EXERCISE BRIEF:
Would you quote the material below in full and unchanged?

Records:

· · ·

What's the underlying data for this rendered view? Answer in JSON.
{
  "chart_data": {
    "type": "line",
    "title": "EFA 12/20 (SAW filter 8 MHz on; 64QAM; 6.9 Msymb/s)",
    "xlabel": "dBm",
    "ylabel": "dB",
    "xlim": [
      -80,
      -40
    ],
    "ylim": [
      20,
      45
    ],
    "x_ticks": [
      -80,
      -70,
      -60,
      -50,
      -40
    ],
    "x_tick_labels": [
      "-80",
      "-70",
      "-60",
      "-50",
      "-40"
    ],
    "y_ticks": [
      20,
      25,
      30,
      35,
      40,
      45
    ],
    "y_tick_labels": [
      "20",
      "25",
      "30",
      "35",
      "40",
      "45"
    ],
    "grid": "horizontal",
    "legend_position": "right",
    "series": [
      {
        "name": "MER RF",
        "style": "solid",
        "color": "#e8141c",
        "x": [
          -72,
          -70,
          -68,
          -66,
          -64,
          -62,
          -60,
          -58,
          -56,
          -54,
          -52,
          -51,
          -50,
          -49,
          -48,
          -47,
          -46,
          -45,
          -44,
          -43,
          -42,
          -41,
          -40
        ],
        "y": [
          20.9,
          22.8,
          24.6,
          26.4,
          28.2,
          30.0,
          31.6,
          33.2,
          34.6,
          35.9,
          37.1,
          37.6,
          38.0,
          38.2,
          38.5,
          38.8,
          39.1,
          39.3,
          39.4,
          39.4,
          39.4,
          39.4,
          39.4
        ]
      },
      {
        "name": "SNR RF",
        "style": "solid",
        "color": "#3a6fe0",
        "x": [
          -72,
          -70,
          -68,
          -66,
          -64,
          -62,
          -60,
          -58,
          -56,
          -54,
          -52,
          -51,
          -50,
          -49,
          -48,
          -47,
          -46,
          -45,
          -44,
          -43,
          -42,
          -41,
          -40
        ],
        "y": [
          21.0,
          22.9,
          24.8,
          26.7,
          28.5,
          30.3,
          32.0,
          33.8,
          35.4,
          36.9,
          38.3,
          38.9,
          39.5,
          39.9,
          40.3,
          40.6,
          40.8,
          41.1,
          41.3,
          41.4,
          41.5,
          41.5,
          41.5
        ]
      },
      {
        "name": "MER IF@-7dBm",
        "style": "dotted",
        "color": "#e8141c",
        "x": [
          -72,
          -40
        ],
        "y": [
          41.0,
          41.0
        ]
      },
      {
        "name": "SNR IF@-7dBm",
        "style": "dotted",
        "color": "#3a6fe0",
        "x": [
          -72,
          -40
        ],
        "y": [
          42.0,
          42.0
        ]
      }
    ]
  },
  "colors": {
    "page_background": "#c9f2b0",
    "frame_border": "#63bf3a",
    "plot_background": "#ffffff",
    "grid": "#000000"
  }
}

· · ·

CORRECT ANSWER:
What's the underlying data for this rendered view? Answer in JSON.
{
  "chart_data": {
    "type": "line",
    "title": "EFA 12/20 (SAW filter 8 MHz on; 64QAM; 6.9 Msymb/s)",
    "xlabel": "dBm",
    "ylabel": "dB",
    "xlim": [
      -80,
      -40
    ],
    "ylim": [
      20,
      45
    ],
    "x_ticks": [
      -80,
      -70,
      -60,
      -50,
      -40
    ],
    "x_tick_labels": [
      "-80",
      "-70",
      "-60",
      "-50",
      "-40"
    ],
    "y_ticks": [
      20,
      25,
      30,
      35,
      40,
      45
    ],
    "y_tick_labels": [
      "20",
      "25",
      "30",
      "35",
      "40",
      "45"
    ],
    "grid": "horizontal",
    "legend_position": "right",
    "series": [
      {
        "name": "MER RF",
        "style": "solid",
        "color": "#e8141c",
        "x": [
          -72,
          -70,
          -68,
          -66,
          -64,
          -62,
          -60,
          -58,
          -56,
          -54,
          -52,
          -51,
          -50,
          -49,
          -48,
          -47,
          -46,
          -45,
          -44,
          -43,
          -42,
          -41,
          -40
        ],
        "y": [
          20.9,
          22.8,
          24.6,
          26.4,
          28.2,
          30.0,
          31.6,
          33.2,
          34.6,
          35.9,
          37.1,
          37.6,
          38.0,
          38.2,
          38.5,
          38.8,
          39.1,
          39.3,
          39.4,
          39.4,
          39.4,
          39.4,
          39.4
        ]
      },
      {
        "name": "SNR RF",
        "style": "solid",
        "color": "#3a6fe0",
        "x": [
          -72,
          -70,
          -68,
          -66,
          -64,
          -62,
          -60,
          -58,
          -56,
          -54,
          -52,
          -51,
          -50,
          -49,
          -48,
          -47,
          -46,
          -45,
          -44,
          -43,
          -42,
          -41,
          -40
        ],
        "y": [
          21.0,
          22.9,
          24.8,
          26.7,
          28.5,
          30.3,
          32.0,
          33.8,
          35.4,
          36.9,
          38.3,
          38.9,
          39.5,
          39.9,
          40.3,
          40.6,
          40.8,
          41.1,
          41.3,
          41.4,
          41.5,
          41.5,
          41.5
        ]
      },
      {
        "name": "MER IF@-7dBm",
        "style": "dotted",
        "color": "#e8141c",
        "x": [
          -72,
          -40
        ],
        "y": [
          41.0,
          41.0
        ]
      },
      {
        "name": "SNR IF@-7dBm",
        "style": "dotted",
        "color": "#3a6fe0",
        "x": [
          -72,
          -40
        ],
        "y": [
          42.0,
          42.0
        ]
      }
    ]
  },
  "colors": {
    "page_background": "#c9f2b0",
    "frame_border": "#63bf3a",
    "plot_background": "#ffffff",
    "grid": "#000000"
  }
}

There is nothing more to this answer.